# [Work to do]
Print each of the entries exactly, leaving nothing out.

# [Supplied material]
--*--

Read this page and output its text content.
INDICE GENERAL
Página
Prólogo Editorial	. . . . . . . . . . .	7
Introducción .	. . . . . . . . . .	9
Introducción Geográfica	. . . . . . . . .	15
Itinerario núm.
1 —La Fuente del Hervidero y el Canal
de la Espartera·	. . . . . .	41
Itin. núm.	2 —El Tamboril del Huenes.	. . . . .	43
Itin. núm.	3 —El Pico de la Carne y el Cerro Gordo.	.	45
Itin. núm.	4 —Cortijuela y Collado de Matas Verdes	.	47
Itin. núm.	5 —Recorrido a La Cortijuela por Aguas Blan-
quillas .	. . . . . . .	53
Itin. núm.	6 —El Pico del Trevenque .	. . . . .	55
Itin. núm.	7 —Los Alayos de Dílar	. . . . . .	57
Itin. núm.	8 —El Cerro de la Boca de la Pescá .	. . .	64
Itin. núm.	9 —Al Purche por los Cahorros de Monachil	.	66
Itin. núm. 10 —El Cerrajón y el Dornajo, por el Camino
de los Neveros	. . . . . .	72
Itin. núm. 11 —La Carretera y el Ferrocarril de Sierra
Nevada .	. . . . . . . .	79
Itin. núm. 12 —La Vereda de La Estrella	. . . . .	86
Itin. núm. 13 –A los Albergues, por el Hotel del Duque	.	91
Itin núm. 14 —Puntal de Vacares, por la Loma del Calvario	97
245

--*--

# [Result]
Read this page and output its text content.
INDICE GENERAL
Página
Prólogo Editorial	. . . . . . . . . . .	7
Introducción .	. . . . . . . . . .	9
Introducción Geográfica	. . . . . . . . .	15
Itinerario núm.
1 —La Fuente del Hervidero y el Canal
de la Espartera·	. . . . . .	41
Itin. núm.	2 —El Tamboril del Huenes.	. . . . .	43
Itin. núm.	3 —El Pico de la Carne y el Cerro Gordo.	.	45
Itin. núm.	4 —Cortijuela y Collado de Matas Verdes	.	47
Itin. núm.	5 —Recorrido a La Cortijuela por Aguas Blan-
quillas .	. . . . . . .	53
Itin. núm.	6 —El Pico del Trevenque .	. . . . .	55
Itin. núm.	7 —Los Alayos de Dílar	. . . . . .	57
Itin. núm.	8 —El Cerro de la Boca de la Pescá .	. . .	64
Itin. núm.	9 —Al Purche por los Cahorros de Monachil	.	66
Itin. núm. 10 —El Cerrajón y el Dornajo, por el Camino
de los Neveros	. . . . . .	72
Itin. núm. 11 —La Carretera y el Ferrocarril de Sierra
Nevada .	. . . . . . . .	79
Itin. núm. 12 —La Vereda de La Estrella	. . . . .	86
Itin. núm. 13 –A los Albergues, por el Hotel del Duque	.	91
Itin núm. 14 —Puntal de Vacares, por la Loma del Calvario	97
245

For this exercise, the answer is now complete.